- EXERCISE DIRECTIONS
Copy out each line containing "dniem" from the entries below.

[begin TASK DATA]

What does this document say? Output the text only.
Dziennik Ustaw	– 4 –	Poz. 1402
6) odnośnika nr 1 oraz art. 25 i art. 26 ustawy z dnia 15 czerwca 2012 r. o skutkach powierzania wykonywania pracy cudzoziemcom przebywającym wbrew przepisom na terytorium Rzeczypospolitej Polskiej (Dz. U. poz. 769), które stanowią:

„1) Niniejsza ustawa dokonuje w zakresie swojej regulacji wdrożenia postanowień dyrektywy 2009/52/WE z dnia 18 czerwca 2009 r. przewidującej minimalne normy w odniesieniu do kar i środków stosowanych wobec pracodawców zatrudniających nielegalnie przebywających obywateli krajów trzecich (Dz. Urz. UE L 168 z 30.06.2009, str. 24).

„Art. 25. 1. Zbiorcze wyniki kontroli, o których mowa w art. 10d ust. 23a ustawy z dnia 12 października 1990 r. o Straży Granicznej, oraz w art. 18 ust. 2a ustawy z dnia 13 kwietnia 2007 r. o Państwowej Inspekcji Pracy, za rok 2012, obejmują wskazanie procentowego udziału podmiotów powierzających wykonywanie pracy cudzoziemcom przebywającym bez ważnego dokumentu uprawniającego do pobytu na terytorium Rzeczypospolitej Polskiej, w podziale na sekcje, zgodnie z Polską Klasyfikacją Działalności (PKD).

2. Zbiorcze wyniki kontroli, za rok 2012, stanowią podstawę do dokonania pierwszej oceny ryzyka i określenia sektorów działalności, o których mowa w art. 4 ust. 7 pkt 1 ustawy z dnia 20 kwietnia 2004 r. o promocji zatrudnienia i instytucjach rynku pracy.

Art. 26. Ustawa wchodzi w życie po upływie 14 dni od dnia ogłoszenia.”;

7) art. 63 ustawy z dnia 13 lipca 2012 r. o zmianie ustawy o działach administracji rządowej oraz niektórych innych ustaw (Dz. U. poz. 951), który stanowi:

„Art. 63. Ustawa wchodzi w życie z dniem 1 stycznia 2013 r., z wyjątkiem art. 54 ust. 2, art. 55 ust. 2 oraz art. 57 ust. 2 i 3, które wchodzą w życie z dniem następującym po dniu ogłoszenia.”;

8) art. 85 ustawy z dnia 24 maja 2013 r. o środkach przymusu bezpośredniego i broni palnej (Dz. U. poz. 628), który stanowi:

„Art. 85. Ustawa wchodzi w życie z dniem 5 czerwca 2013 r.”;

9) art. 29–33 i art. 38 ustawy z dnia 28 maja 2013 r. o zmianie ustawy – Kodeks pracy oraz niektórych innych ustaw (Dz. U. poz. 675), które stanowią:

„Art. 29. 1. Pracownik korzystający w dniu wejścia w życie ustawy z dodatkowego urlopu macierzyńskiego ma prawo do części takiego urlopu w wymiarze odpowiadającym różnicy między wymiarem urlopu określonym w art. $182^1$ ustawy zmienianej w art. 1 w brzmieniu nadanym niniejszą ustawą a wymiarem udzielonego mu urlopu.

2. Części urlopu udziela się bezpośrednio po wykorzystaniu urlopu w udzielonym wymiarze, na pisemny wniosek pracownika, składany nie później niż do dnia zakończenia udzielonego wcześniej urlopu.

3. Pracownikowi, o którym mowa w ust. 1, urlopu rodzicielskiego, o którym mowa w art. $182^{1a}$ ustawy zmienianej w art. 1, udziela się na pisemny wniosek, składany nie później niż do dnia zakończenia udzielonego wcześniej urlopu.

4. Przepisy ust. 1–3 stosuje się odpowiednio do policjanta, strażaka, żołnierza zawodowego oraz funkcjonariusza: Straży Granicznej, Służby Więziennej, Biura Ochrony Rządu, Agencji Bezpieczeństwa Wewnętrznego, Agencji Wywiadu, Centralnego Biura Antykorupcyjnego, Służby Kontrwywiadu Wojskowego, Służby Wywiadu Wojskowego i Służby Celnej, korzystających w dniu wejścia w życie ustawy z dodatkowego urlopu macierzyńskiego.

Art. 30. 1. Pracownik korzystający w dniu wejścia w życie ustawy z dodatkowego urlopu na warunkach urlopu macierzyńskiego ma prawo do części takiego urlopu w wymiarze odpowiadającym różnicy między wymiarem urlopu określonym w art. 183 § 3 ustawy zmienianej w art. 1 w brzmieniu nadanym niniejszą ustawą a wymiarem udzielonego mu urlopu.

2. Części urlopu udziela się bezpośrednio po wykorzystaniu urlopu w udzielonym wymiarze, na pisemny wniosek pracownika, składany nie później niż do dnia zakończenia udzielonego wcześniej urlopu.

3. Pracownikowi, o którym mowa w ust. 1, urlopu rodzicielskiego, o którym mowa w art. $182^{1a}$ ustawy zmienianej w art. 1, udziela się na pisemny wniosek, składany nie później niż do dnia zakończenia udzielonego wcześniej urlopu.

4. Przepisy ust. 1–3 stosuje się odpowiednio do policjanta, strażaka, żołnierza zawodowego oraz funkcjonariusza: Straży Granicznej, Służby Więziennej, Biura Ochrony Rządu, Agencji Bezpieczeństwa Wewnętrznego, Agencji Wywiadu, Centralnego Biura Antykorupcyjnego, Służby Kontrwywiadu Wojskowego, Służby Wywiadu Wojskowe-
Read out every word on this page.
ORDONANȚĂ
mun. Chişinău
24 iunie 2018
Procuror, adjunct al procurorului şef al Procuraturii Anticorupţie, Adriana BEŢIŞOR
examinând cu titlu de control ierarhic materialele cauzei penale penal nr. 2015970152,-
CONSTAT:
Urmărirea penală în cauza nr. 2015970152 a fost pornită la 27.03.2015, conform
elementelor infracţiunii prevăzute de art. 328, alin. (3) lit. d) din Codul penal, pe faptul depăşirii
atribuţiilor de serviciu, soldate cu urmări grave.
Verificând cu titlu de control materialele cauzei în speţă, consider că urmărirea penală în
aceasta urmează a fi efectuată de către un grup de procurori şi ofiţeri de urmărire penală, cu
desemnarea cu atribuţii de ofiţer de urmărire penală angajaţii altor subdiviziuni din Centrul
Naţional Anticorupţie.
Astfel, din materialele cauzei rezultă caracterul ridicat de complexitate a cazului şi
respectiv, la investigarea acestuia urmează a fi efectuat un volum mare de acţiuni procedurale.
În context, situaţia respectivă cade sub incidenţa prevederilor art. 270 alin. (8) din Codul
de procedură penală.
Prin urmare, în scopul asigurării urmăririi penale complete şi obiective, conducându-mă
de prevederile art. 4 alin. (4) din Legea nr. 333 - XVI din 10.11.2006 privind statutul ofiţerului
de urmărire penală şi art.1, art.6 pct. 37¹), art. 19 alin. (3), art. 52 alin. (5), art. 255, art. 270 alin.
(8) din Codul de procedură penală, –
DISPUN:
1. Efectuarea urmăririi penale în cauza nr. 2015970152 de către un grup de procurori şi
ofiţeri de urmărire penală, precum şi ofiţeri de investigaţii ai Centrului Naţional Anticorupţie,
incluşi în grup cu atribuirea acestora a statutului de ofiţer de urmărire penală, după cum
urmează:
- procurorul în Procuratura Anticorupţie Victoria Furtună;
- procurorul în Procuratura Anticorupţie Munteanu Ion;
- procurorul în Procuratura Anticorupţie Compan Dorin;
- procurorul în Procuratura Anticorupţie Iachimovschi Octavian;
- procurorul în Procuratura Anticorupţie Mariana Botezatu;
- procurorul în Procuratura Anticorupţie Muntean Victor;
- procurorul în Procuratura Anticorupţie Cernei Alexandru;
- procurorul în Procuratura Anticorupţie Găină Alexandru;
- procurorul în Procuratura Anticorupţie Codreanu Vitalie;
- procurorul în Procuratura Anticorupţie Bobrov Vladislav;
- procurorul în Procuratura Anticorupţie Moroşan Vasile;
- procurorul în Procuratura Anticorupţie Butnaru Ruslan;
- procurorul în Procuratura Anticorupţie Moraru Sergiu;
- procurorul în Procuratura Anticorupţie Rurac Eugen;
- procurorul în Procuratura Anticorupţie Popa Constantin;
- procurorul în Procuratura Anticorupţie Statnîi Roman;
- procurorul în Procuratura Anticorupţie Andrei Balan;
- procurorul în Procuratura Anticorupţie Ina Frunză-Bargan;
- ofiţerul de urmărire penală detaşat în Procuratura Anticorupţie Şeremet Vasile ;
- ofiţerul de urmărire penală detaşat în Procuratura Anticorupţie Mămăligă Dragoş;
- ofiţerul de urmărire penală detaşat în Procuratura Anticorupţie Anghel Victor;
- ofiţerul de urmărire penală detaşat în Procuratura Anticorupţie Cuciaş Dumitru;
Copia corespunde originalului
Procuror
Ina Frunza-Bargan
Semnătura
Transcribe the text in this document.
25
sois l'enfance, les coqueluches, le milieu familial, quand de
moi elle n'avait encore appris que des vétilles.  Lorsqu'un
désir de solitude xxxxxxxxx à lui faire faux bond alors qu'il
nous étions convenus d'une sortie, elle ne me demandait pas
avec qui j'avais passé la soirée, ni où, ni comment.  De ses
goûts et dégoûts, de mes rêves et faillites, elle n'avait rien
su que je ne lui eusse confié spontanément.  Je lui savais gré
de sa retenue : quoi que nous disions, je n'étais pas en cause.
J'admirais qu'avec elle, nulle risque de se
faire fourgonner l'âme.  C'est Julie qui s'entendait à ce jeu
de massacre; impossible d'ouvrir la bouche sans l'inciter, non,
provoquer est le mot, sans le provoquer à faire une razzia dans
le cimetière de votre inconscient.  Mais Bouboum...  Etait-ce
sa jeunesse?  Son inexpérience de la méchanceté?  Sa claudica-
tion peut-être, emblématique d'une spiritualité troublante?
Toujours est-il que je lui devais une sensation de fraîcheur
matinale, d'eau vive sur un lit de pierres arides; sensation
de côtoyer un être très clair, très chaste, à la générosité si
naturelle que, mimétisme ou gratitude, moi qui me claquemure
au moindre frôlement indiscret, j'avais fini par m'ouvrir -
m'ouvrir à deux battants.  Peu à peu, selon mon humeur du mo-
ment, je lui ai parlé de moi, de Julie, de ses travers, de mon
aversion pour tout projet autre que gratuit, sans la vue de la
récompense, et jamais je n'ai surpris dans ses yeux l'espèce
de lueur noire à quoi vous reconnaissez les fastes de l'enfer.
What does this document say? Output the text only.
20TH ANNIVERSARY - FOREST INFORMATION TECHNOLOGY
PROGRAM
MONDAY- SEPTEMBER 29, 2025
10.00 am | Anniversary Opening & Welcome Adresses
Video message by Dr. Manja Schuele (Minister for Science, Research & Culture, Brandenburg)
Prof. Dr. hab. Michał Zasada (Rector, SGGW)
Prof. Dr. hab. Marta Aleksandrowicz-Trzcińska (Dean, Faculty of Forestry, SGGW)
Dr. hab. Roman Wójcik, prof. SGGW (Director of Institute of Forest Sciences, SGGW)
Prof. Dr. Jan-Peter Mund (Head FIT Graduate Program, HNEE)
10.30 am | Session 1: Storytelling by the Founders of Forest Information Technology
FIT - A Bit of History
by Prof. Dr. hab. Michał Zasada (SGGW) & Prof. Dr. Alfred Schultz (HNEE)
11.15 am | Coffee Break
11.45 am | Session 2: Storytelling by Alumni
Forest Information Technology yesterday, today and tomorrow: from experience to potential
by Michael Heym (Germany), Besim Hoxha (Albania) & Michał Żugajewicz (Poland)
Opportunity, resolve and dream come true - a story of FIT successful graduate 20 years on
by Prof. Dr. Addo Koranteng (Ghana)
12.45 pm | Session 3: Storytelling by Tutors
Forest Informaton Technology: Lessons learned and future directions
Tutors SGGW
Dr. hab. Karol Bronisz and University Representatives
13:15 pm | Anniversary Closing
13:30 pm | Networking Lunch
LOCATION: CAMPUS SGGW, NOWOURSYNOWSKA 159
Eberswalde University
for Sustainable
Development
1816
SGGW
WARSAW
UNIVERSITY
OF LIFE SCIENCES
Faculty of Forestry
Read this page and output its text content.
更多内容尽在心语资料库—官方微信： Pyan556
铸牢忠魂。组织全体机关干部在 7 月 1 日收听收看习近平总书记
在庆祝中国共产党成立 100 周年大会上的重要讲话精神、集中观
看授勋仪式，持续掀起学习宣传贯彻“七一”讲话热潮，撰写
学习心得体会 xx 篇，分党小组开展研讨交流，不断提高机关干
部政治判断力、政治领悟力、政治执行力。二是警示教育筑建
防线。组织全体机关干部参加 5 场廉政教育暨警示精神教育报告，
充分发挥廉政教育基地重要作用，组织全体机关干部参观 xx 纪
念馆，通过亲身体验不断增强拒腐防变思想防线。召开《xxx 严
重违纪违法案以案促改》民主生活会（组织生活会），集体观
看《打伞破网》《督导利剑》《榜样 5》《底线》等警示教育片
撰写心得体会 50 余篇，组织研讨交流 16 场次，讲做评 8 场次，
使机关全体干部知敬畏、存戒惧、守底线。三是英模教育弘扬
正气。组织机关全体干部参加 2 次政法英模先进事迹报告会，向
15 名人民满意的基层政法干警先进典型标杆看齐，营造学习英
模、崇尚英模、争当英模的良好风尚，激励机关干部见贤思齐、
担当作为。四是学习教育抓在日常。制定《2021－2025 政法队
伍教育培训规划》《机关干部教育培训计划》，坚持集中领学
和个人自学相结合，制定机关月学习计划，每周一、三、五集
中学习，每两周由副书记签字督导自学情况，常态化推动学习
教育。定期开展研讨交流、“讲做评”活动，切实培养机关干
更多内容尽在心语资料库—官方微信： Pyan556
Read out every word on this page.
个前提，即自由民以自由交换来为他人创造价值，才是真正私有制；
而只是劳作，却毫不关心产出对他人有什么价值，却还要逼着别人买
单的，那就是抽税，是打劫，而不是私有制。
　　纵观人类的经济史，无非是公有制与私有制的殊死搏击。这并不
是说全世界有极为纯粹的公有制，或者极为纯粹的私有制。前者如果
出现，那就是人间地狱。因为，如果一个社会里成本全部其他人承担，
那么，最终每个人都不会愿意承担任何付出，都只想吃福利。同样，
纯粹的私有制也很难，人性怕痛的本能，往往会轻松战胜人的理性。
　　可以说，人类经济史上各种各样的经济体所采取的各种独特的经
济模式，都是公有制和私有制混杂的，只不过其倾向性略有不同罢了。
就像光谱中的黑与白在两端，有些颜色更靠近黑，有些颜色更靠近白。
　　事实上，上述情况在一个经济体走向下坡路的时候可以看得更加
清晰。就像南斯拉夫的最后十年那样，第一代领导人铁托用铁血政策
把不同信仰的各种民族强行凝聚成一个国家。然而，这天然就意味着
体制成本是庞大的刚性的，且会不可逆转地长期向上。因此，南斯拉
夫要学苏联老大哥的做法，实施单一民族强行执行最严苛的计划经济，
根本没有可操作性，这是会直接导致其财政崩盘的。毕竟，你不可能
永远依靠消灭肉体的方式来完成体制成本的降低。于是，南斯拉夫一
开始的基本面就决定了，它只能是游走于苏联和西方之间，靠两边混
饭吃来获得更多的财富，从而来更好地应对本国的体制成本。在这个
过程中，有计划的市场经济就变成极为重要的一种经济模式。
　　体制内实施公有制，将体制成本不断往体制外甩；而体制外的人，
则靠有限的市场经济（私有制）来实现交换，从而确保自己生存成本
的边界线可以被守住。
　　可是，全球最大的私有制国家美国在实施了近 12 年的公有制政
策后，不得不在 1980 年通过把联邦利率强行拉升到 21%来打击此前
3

[end TASK DATA]

- TASK SOLUTION
„Art. 63. Ustawa wchodzi w życie z dniem 1 stycznia 2013 r., z wyjątkiem art. 54 ust. 2, art. 55 ust. 2 oraz art. 57 ust. 2 i 3, które wchodzą w życie z dniem następującym po dniu ogłoszenia.”;
„Art. 85. Ustawa wchodzi w życie z dniem 5 czerwca 2013 r.”;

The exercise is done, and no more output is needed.